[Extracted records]
>> Begin

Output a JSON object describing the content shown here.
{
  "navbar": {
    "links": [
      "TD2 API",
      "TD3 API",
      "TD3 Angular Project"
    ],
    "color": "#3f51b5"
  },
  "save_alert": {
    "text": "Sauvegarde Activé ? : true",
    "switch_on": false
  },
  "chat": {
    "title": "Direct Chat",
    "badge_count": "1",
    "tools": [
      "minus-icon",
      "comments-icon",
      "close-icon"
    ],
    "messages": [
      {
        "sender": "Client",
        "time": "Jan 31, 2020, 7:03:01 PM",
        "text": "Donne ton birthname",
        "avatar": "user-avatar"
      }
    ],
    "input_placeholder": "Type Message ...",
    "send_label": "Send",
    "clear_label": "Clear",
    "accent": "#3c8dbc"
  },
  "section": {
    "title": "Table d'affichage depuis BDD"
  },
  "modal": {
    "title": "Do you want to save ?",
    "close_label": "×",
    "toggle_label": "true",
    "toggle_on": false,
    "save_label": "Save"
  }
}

>> End

### Work instructions
Write out every entry above, word for word.

### Task output
Output a JSON object describing the content shown here.
{
  "navbar": {
    "links": [
      "TD2 API",
      "TD3 API",
      "TD3 Angular Project"
    ],
    "color": "#3f51b5"
  },
  "save_alert": {
    "text": "Sauvegarde Activé ? : true",
    "switch_on": false
  },
  "chat": {
    "title": "Direct Chat",
    "badge_count": "1",
    "tools": [
      "minus-icon",
      "comments-icon",
      "close-icon"
    ],
    "messages": [
      {
        "sender": "Client",
        "time": "Jan 31, 2020, 7:03:01 PM",
        "text": "Donne ton birthname",
        "avatar": "user-avatar"
      }
    ],
    "input_placeholder": "Type Message ...",
    "send_label": "Send",
    "clear_label": "Clear",
    "accent": "#3c8dbc"
  },
  "section": {
    "title": "Table d'affichage depuis BDD"
  },
  "modal": {
    "title": "Do you want to save ?",
    "close_label": "×",
    "toggle_label": "true",
    "toggle_on": false,
    "save_label": "Save"
  }
}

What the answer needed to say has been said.